* begin Recorded data *
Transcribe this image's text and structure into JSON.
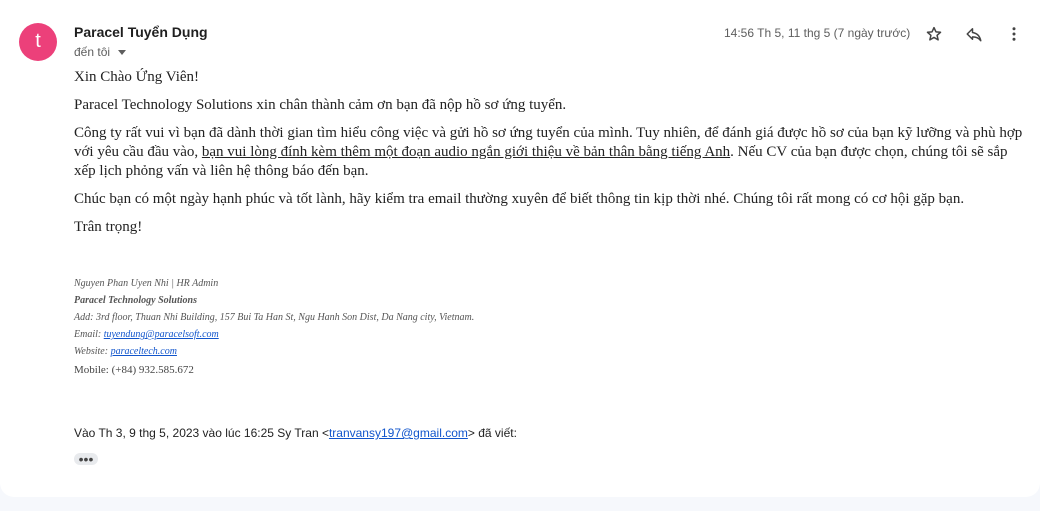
{
  "header": {
    "avatar_letter": "t",
    "avatar_color": "#ec407a",
    "sender_name": "Paracel Tuyển Dụng",
    "recipient": "đến tôi",
    "timestamp": "14:56 Th 5, 11 thg 5 (7 ngày trước)",
    "icons": [
      "star-icon",
      "reply-icon",
      "more-vert-icon"
    ]
  },
  "body": {
    "greeting": "Xin Chào Ứng Viên!",
    "p1": "Paracel Technology Solutions xin chân thành cảm ơn bạn đã nộp hồ sơ ứng tuyển.",
    "p2_before": "Công ty rất vui vì bạn đã dành thời gian tìm hiểu công việc và gửi hồ sơ ứng tuyển của mình. Tuy nhiên, để đánh giá được hồ sơ của bạn kỹ lưỡng và phù hợp với yêu cầu đầu vào, ",
    "p2_underlined": "bạn vui lòng đính kèm thêm một đoạn audio ngắn giới thiệu về bản thân bằng tiếng Anh",
    "p2_after": ". Nếu CV của bạn được chọn, chúng tôi sẽ sắp xếp lịch phỏng vấn và liên hệ thông báo đến bạn.",
    "p3": "Chúc bạn có một ngày hạnh phúc và tốt lành, hãy kiểm tra email thường xuyên để biết thông tin kịp thời nhé. Chúng tôi rất mong có cơ hội gặp bạn.",
    "closing": "Trân trọng!"
  },
  "signature": {
    "name_line": "Nguyen Phan Uyen Nhi | HR Admin",
    "company": "Paracel Technology Solutions",
    "address": "Add: 3rd floor, Thuan Nhi Building, 157 Bui Ta Han St, Ngu Hanh Son Dist, Da Nang city, Vietnam.",
    "email_label": "Email: ",
    "email": "tuyendung@paracelsoft.com",
    "website_label": "Website: ",
    "website": "paraceltech.com",
    "mobile": "Mobile: (+84) 932.585.672"
  },
  "quoted": {
    "prefix": "Vào Th 3, 9 thg 5, 2023 vào lúc 16:25 Sy Tran <",
    "email": "tranvansy197@gmail.com",
    "suffix": "> đã viết:",
    "expand_label": "•••"
  }
}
* end Recorded data *
Stated task:
From the listing above, copy every line that holds the string "thông".

Written reply:
    "p2_after": ". Nếu CV của bạn được chọn, chúng tôi sẽ sắp xếp lịch phỏng vấn và liên hệ thông báo đến bạn.",
    "p3": "Chúc bạn có một ngày hạnh phúc và tốt lành, hãy kiểm tra email thường xuyên để biết thông tin kịp thời nhé. Chúng tôi rất mong có cơ hội gặp bạn.",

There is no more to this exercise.